BRIEF
Write each line out again exactly as written.

— start —

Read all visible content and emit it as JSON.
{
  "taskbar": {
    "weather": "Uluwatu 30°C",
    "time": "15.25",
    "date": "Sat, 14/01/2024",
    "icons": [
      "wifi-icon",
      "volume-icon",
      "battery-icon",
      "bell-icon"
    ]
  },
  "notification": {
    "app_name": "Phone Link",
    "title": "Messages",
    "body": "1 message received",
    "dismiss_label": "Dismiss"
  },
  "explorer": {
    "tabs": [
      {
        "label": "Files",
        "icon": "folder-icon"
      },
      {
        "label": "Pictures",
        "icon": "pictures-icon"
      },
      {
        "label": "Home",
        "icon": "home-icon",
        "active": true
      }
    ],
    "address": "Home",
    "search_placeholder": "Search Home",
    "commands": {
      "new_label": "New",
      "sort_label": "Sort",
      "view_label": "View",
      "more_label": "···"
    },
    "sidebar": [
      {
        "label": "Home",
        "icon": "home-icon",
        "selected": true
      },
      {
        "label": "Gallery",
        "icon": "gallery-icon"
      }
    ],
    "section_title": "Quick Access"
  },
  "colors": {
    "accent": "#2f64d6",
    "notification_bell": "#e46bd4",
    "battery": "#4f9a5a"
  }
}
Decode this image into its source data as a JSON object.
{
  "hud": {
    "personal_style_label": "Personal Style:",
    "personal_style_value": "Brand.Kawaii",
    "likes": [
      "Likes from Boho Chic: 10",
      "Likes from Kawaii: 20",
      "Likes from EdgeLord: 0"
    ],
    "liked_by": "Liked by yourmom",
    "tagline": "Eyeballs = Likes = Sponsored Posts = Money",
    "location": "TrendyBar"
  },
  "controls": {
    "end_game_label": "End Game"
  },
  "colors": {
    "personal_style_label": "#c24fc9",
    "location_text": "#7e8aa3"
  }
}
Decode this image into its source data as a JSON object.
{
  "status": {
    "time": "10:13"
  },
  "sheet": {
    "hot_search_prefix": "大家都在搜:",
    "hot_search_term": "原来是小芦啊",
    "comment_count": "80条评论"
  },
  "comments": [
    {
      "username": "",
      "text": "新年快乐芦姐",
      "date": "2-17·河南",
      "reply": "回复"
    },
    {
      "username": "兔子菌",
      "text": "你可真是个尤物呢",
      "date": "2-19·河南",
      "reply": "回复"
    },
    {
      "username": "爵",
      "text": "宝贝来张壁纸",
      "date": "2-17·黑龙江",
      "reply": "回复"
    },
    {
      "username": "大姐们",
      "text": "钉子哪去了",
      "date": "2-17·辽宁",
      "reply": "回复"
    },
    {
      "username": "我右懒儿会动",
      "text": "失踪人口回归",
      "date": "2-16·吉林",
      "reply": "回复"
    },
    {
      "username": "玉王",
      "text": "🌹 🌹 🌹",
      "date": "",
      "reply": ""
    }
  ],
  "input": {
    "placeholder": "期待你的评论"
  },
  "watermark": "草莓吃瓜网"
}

— end —

FINISHED TASK
Read all visible content and emit it as JSON.
{
  "taskbar": {
    "weather": "Uluwatu 30°C",
    "time": "15.25",
    "date": "Sat, 14/01/2024",
    "icons": [
      "wifi-icon",
      "volume-icon",
      "battery-icon",
      "bell-icon"
    ]
  },
  "notification": {
    "app_name": "Phone Link",
    "title": "Messages",
    "body": "1 message received",
    "dismiss_label": "Dismiss"
  },
  "explorer": {
    "tabs": [
      {
        "label": "Files",
        "icon": "folder-icon"
      },
      {
        "label": "Pictures",
        "icon": "pictures-icon"
      },
      {
        "label": "Home",
        "icon": "home-icon",
        "active": true
      }
    ],
    "address": "Home",
    "search_placeholder": "Search Home",
    "commands": {
      "new_label": "New",
      "sort_label": "Sort",
      "view_label": "View",
      "more_label": "···"
    },
    "sidebar": [
      {
        "label": "Home",
        "icon": "home-icon",
        "selected": true
      },
      {
        "label": "Gallery",
        "icon": "gallery-icon"
      }
    ],
    "section_title": "Quick Access"
  },
  "colors": {
    "accent": "#2f64d6",
    "notification_bell": "#e46bd4",
    "battery": "#4f9a5a"
  }
}
Decode this image into its source data as a JSON object.
{
  "hud": {
    "personal_style_label": "Personal Style:",
    "personal_style_value": "Brand.Kawaii",
    "likes": [
      "Likes from Boho Chic: 10",
      "Likes from Kawaii: 20",
      "Likes from EdgeLord: 0"
    ],
    "liked_by": "Liked by yourmom",
    "tagline": "Eyeballs = Likes = Sponsored Posts = Money",
    "location": "TrendyBar"
  },
  "controls": {
    "end_game_label": "End Game"
  },
  "colors": {
    "personal_style_label": "#c24fc9",
    "location_text": "#7e8aa3"
  }
}
Decode this image into its source data as a JSON object.
{
  "status": {
    "time": "10:13"
  },
  "sheet": {
    "hot_search_prefix": "大家都在搜:",
    "hot_search_term": "原来是小芦啊",
    "comment_count": "80条评论"
  },
  "comments": [
    {
      "username": "",
      "text": "新年快乐芦姐",
      "date": "2-17·河南",
      "reply": "回复"
    },
    {
      "username": "兔子菌",
      "text": "你可真是个尤物呢",
      "date": "2-19·河南",
      "reply": "回复"
    },
    {
      "username": "爵",
      "text": "宝贝来张壁纸",
      "date": "2-17·黑龙江",
      "reply": "回复"
    },
    {
      "username": "大姐们",
      "text": "钉子哪去了",
      "date": "2-17·辽宁",
      "reply": "回复"
    },
    {
      "username": "我右懒儿会动",
      "text": "失踪人口回归",
      "date": "2-16·吉林",
      "reply": "回复"
    },
    {
      "username": "玉王",
      "text": "🌹 🌹 🌹",
      "date": "",
      "reply": ""
    }
  ],
  "input": {
    "placeholder": "期待你的评论"
  },
  "watermark": "草莓吃瓜网"
}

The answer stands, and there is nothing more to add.